* _Work to be completed_: Rewrite the records with every "basket-icon" changed to "cart-icon" and everything else unchanged. Leave the pictures out.

* _Material shown_:
□ □ □ □ □

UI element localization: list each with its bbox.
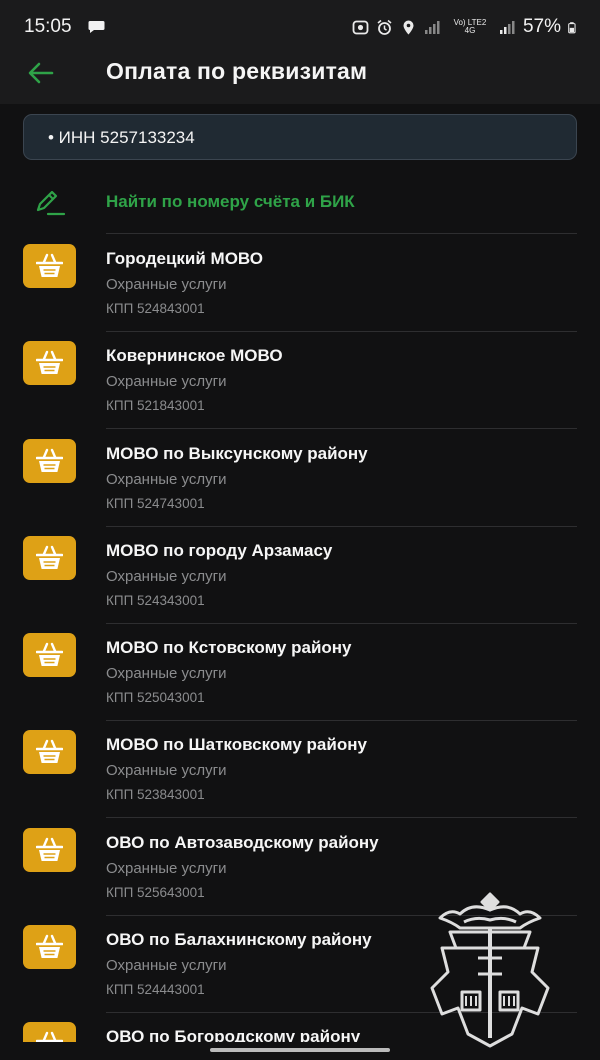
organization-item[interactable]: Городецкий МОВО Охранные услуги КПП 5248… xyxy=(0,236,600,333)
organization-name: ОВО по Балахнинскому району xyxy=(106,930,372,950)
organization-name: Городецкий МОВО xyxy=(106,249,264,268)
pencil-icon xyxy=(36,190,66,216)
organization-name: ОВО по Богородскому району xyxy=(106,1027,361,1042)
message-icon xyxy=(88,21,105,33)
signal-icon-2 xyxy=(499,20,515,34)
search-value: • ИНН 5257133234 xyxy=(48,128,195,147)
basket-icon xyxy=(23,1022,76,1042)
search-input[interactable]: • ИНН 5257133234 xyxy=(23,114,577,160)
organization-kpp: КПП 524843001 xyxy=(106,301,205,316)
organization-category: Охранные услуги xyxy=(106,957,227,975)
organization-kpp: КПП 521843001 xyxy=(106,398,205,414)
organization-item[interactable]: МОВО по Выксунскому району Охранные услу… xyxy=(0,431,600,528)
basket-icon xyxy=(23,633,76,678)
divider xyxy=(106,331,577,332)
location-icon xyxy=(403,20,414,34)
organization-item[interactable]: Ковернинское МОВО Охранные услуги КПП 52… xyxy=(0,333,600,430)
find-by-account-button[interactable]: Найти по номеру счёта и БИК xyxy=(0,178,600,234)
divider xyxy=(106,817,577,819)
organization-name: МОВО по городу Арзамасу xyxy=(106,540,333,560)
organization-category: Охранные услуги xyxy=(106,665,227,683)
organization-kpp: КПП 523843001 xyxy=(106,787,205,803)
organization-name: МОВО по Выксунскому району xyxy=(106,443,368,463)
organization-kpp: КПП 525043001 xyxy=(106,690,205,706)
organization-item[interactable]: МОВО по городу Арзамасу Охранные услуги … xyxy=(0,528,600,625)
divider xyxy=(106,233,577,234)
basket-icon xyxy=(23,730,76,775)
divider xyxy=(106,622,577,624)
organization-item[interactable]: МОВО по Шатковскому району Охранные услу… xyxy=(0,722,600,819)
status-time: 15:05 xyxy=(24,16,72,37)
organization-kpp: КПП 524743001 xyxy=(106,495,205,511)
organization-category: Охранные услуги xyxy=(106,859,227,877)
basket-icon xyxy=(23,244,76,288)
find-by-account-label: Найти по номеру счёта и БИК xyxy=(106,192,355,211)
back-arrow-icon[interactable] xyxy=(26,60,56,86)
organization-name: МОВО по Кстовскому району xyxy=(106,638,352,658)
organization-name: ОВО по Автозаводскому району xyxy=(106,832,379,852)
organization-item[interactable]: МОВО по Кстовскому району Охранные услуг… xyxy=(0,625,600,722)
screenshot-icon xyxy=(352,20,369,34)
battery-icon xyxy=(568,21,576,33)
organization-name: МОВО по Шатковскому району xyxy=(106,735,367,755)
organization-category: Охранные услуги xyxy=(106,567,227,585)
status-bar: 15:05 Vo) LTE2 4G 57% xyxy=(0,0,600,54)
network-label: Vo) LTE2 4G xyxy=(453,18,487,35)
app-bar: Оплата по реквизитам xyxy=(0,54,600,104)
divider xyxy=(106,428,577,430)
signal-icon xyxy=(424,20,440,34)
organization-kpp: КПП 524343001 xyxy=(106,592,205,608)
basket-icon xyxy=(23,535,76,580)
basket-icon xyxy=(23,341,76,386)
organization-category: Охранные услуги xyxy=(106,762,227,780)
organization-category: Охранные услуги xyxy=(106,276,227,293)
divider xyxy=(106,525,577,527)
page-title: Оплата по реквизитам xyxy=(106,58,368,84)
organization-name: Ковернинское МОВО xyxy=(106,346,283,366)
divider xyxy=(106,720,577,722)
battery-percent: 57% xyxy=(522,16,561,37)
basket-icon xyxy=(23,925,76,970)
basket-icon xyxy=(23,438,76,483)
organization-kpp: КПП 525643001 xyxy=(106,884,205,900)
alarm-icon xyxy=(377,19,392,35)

□ □ □ □ □

* _Output of the task_:
UI element localization: list each with its bbox.
organization-item[interactable]: Городецкий МОВО Охранные услуги КПП 5248… xyxy=(0,236,600,333)
organization-name: ОВО по Балахнинскому району xyxy=(106,930,372,950)
organization-name: Городецкий МОВО xyxy=(106,249,264,268)
pencil-icon xyxy=(36,190,66,216)
organization-name: ОВО по Богородскому району xyxy=(106,1027,361,1042)
message-icon xyxy=(88,21,105,33)
signal-icon-2 xyxy=(499,20,515,34)
search-value: • ИНН 5257133234 xyxy=(48,128,195,147)
cart-icon xyxy=(23,1022,76,1042)
search-input[interactable]: • ИНН 5257133234 xyxy=(23,114,577,160)
organization-kpp: КПП 524843001 xyxy=(106,301,205,316)
organization-category: Охранные услуги xyxy=(106,957,227,975)
organization-kpp: КПП 521843001 xyxy=(106,398,205,414)
organization-item[interactable]: МОВО по Выксунскому району Охранные услу… xyxy=(0,431,600,528)
cart-icon xyxy=(23,633,76,678)
divider xyxy=(106,331,577,332)
location-icon xyxy=(403,20,414,34)
organization-item[interactable]: Ковернинское МОВО Охранные услуги КПП 52… xyxy=(0,333,600,430)
find-by-account-button[interactable]: Найти по номеру счёта и БИК xyxy=(0,178,600,234)
divider xyxy=(106,817,577,819)
organization-name: МОВО по городу Арзамасу xyxy=(106,540,333,560)
organization-category: Охранные услуги xyxy=(106,665,227,683)
organization-kpp: КПП 523843001 xyxy=(106,787,205,803)
organization-name: МОВО по Выксунскому району xyxy=(106,443,368,463)
organization-kpp: КПП 525043001 xyxy=(106,690,205,706)
organization-item[interactable]: МОВО по городу Арзамасу Охранные услуги … xyxy=(0,528,600,625)
divider xyxy=(106,233,577,234)
cart-icon xyxy=(23,730,76,775)
divider xyxy=(106,622,577,624)
organization-item[interactable]: МОВО по Шатковскому району Охранные услу… xyxy=(0,722,600,819)
status-time: 15:05 xyxy=(24,16,72,37)
organization-kpp: КПП 524743001 xyxy=(106,495,205,511)
organization-category: Охранные услуги xyxy=(106,859,227,877)
cart-icon xyxy=(23,244,76,288)
find-by-account-label: Найти по номеру счёта и БИК xyxy=(106,192,355,211)
back-arrow-icon[interactable] xyxy=(26,60,56,86)
organization-name: МОВО по Кстовскому району xyxy=(106,638,352,658)
organization-name: ОВО по Автозаводскому району xyxy=(106,832,379,852)
organization-item[interactable]: МОВО по Кстовскому району Охранные услуг… xyxy=(0,625,600,722)
screenshot-icon xyxy=(352,20,369,34)
battery-icon xyxy=(568,21,576,33)
organization-name: МОВО по Шатковскому району xyxy=(106,735,367,755)
organization-category: Охранные услуги xyxy=(106,567,227,585)
status-bar: 15:05 Vo) LTE2 4G 57% xyxy=(0,0,600,54)
network-label: Vo) LTE2 4G xyxy=(453,18,487,35)
app-bar: Оплата по реквизитам xyxy=(0,54,600,104)
divider xyxy=(106,428,577,430)
signal-icon xyxy=(424,20,440,34)
organization-kpp: КПП 524343001 xyxy=(106,592,205,608)
cart-icon xyxy=(23,535,76,580)
cart-icon xyxy=(23,341,76,386)
organization-category: Охранные услуги xyxy=(106,762,227,780)
organization-category: Охранные услуги xyxy=(106,276,227,293)
divider xyxy=(106,525,577,527)
page-title: Оплата по реквизитам xyxy=(106,58,368,84)
organization-name: Ковернинское МОВО xyxy=(106,346,283,366)
divider xyxy=(106,720,577,722)
battery-percent: 57% xyxy=(522,16,561,37)
cart-icon xyxy=(23,925,76,970)
cart-icon xyxy=(23,438,76,483)
organization-kpp: КПП 525643001 xyxy=(106,884,205,900)
alarm-icon xyxy=(377,19,392,35)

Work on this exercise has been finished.